Collection entries

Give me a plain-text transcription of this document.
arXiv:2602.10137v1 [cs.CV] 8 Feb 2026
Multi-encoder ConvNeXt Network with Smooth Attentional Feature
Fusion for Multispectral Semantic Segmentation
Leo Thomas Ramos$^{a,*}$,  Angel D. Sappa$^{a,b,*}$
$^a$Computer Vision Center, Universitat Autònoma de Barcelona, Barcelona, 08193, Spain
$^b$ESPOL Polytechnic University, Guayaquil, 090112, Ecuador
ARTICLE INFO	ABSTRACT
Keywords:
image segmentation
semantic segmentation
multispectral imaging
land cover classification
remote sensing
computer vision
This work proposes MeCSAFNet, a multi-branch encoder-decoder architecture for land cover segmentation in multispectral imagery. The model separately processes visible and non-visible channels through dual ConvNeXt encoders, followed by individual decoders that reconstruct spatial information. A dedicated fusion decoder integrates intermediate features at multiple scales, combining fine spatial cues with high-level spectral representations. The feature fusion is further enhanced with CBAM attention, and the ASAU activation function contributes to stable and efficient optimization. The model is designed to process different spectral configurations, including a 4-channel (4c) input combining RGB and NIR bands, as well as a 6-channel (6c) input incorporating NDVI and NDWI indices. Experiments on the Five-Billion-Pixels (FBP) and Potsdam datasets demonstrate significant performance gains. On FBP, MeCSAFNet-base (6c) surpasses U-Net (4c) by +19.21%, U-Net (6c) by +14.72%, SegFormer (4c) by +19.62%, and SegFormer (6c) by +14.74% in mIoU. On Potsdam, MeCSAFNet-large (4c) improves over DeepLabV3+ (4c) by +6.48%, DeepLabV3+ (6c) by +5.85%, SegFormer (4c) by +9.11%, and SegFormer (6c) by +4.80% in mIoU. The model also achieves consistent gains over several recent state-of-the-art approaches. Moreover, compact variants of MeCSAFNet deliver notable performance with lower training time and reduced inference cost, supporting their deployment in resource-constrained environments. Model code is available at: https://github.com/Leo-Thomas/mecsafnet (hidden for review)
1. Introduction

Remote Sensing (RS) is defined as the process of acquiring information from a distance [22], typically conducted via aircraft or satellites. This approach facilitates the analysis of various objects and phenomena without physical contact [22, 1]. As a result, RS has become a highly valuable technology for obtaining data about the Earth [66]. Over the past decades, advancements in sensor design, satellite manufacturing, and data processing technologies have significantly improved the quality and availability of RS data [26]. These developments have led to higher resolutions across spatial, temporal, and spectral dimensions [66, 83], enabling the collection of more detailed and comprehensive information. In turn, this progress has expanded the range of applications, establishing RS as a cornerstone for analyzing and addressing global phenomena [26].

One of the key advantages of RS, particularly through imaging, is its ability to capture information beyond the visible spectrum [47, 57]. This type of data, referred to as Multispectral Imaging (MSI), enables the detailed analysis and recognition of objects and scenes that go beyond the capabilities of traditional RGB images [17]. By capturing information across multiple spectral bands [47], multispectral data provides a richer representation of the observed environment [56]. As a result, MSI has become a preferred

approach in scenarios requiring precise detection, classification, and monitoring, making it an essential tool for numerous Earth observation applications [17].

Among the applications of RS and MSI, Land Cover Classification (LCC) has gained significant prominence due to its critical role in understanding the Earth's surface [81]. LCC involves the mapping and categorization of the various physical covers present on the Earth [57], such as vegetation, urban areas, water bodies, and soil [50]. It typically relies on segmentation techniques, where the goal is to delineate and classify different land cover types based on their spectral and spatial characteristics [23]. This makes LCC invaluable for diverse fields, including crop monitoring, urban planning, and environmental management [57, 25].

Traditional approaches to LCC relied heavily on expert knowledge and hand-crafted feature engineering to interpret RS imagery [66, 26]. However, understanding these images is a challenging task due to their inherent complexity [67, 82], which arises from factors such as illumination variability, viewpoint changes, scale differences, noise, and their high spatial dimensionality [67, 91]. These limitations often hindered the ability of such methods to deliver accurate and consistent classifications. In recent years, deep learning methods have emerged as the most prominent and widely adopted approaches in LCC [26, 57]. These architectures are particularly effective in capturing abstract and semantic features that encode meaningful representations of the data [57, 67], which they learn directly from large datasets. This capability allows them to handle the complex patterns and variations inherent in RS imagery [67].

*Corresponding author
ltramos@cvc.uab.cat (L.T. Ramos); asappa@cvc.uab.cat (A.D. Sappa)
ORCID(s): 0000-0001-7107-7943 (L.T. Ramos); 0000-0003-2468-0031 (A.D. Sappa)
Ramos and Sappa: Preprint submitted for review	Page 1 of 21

--

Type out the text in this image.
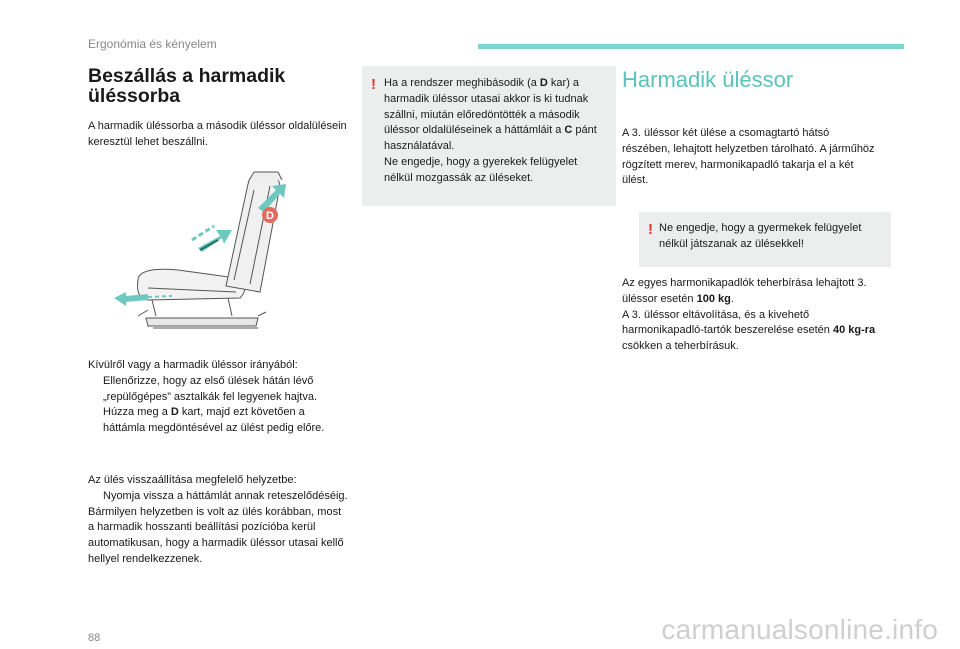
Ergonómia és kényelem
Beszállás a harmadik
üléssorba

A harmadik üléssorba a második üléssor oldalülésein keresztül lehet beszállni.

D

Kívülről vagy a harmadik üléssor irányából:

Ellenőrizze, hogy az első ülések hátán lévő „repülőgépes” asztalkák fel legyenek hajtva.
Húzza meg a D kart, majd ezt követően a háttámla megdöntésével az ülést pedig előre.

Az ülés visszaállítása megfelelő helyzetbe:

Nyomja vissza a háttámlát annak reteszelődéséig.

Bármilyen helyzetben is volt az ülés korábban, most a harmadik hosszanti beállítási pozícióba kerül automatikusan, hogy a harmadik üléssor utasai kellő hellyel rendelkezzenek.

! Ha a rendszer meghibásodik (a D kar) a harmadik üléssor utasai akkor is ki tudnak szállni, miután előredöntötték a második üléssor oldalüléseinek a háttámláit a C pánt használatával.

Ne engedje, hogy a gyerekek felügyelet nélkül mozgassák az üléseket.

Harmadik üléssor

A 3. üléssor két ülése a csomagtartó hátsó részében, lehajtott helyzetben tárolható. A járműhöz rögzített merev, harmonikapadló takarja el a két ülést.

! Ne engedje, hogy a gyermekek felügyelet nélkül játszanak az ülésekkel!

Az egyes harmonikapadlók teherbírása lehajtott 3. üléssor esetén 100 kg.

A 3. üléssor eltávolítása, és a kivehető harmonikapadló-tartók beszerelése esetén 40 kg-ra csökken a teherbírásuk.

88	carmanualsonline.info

...

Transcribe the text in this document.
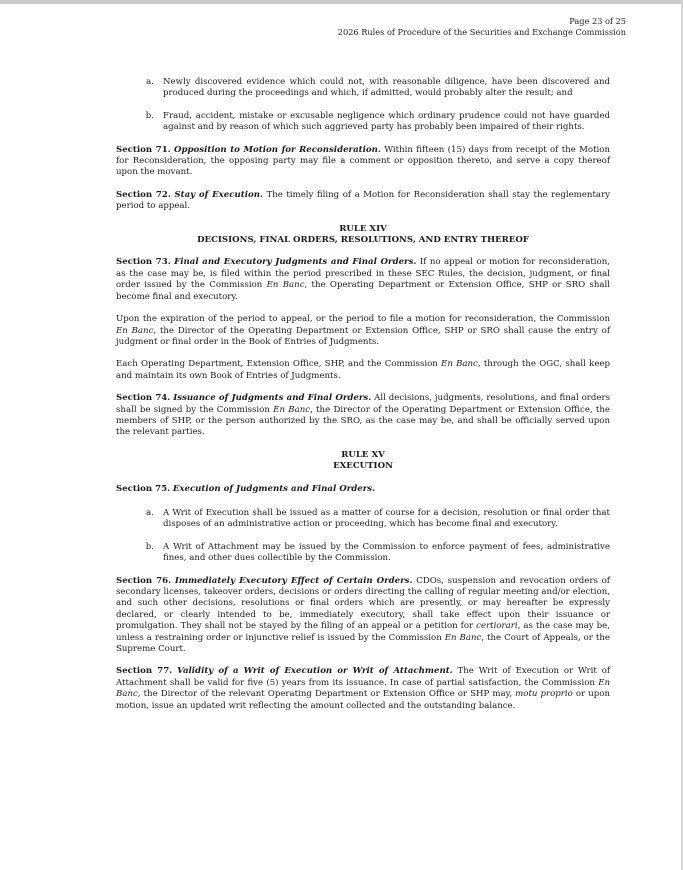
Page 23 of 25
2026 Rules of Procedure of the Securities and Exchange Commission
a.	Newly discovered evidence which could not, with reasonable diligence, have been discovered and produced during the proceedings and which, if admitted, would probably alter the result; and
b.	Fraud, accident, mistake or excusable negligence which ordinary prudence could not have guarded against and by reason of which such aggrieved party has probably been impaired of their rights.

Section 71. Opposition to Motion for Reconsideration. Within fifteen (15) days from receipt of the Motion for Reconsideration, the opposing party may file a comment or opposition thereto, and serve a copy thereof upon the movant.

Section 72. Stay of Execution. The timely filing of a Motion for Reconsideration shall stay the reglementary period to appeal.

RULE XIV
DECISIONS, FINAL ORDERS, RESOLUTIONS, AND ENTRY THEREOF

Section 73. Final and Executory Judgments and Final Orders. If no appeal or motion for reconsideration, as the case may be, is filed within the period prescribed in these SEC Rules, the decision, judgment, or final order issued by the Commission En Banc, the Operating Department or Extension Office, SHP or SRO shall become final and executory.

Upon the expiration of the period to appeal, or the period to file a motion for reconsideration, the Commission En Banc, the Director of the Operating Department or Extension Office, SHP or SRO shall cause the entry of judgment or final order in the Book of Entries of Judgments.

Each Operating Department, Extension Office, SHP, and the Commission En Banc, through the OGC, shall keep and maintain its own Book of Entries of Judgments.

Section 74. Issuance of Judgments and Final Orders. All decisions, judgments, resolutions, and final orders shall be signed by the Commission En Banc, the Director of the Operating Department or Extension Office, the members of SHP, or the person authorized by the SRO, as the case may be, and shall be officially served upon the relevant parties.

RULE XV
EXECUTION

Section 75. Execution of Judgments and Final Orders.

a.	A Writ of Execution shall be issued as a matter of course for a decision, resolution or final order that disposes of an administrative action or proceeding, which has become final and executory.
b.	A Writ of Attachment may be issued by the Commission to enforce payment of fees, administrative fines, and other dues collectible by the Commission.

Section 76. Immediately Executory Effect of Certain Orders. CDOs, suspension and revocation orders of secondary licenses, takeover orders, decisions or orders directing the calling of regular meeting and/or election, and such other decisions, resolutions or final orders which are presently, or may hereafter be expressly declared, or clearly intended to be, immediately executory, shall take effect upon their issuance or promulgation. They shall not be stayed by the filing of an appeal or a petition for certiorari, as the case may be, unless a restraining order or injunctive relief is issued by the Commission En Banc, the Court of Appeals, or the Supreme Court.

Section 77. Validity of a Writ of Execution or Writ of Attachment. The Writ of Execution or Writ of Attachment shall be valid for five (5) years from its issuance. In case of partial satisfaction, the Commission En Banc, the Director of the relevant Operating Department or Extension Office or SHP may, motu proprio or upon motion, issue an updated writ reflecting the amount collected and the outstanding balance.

WHAT YOU ARE ASKED TO DO ▸
State the number of lines in this listing that contain the string "felügyelet", and add nothing else.

RIGHT ANSWER ▸
2